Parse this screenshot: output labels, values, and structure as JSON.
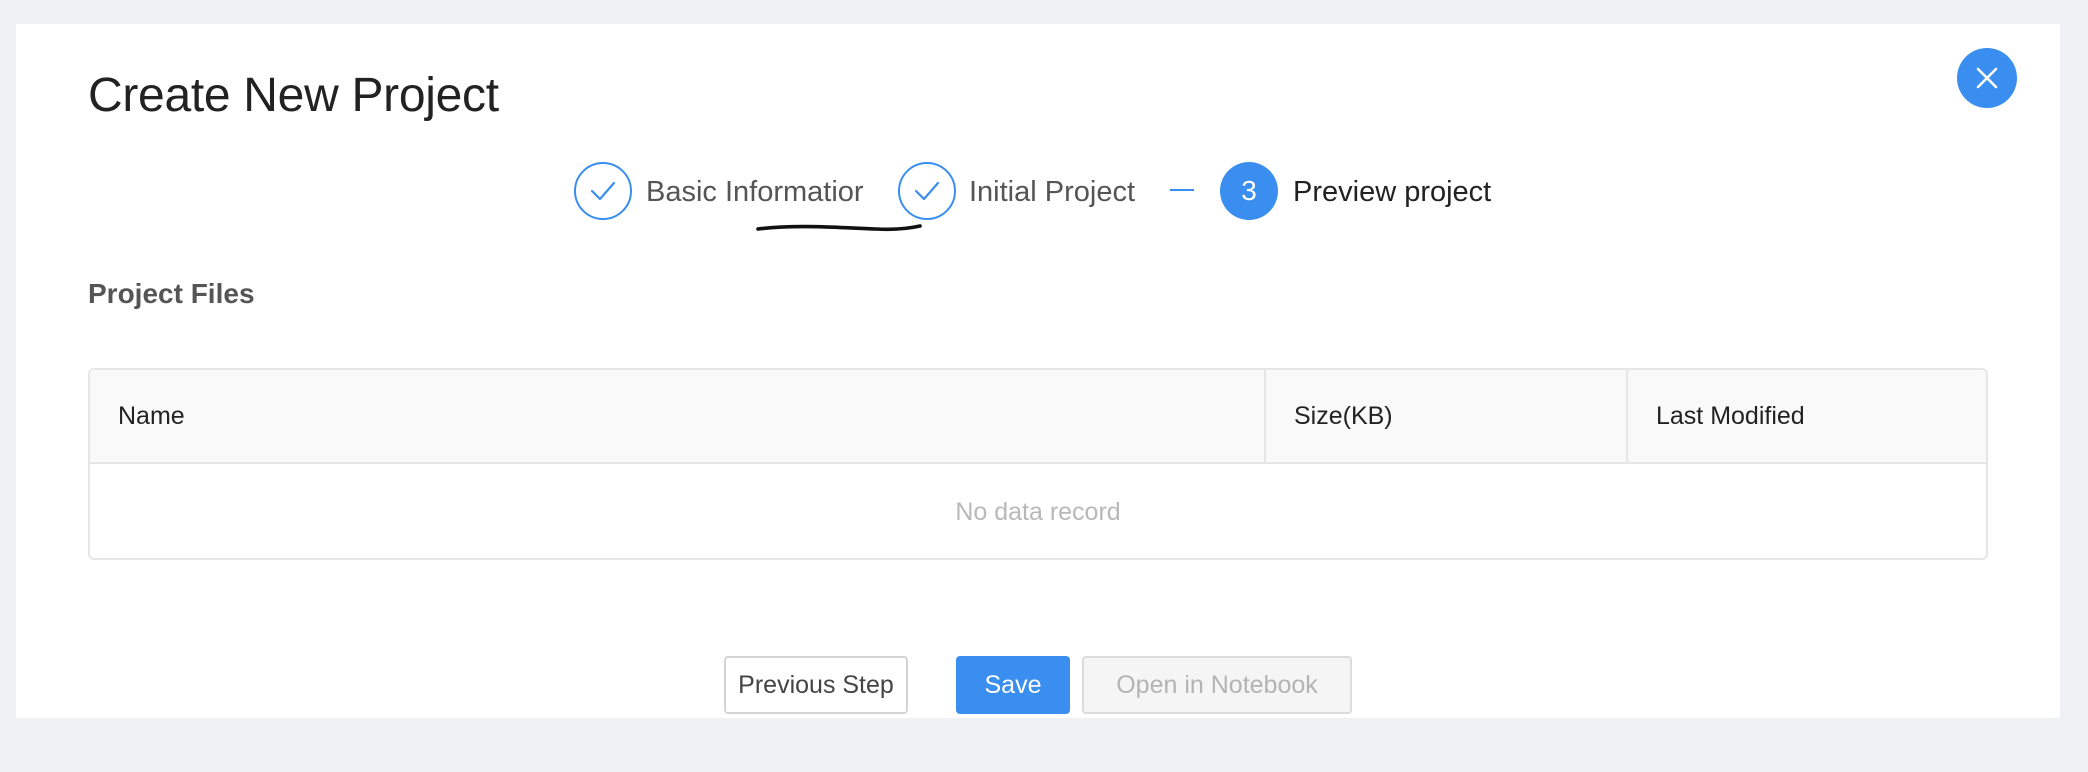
{
  "modal": {
    "title": "Create New Project",
    "close_icon": "close-icon"
  },
  "steps": [
    {
      "label": "Basic Informatior",
      "status": "done",
      "icon": "check-icon"
    },
    {
      "label": "Initial Project",
      "status": "done",
      "icon": "check-icon"
    },
    {
      "label": "Preview project",
      "status": "active",
      "number": "3"
    }
  ],
  "section": {
    "title": "Project Files"
  },
  "table": {
    "columns": [
      "Name",
      "Size(KB)",
      "Last Modified"
    ],
    "empty_text": "No data record"
  },
  "footer": {
    "previous_label": "Previous Step",
    "save_label": "Save",
    "notebook_label": "Open in Notebook"
  },
  "colors": {
    "accent": "#3a8ef0",
    "background": "#f0f1f4"
  }
}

Directive -> Leaving the pictures aside, transcribe the entire listing exactly.

Exercise output ->
Parse this screenshot: output labels, values, and structure as JSON.
{
  "modal": {
    "title": "Create New Project",
    "close_icon": "close-icon"
  },
  "steps": [
    {
      "label": "Basic Informatior",
      "status": "done",
      "icon": "check-icon"
    },
    {
      "label": "Initial Project",
      "status": "done",
      "icon": "check-icon"
    },
    {
      "label": "Preview project",
      "status": "active",
      "number": "3"
    }
  ],
  "section": {
    "title": "Project Files"
  },
  "table": {
    "columns": [
      "Name",
      "Size(KB)",
      "Last Modified"
    ],
    "empty_text": "No data record"
  },
  "footer": {
    "previous_label": "Previous Step",
    "save_label": "Save",
    "notebook_label": "Open in Notebook"
  },
  "colors": {
    "accent": "#3a8ef0",
    "background": "#f0f1f4"
  }
}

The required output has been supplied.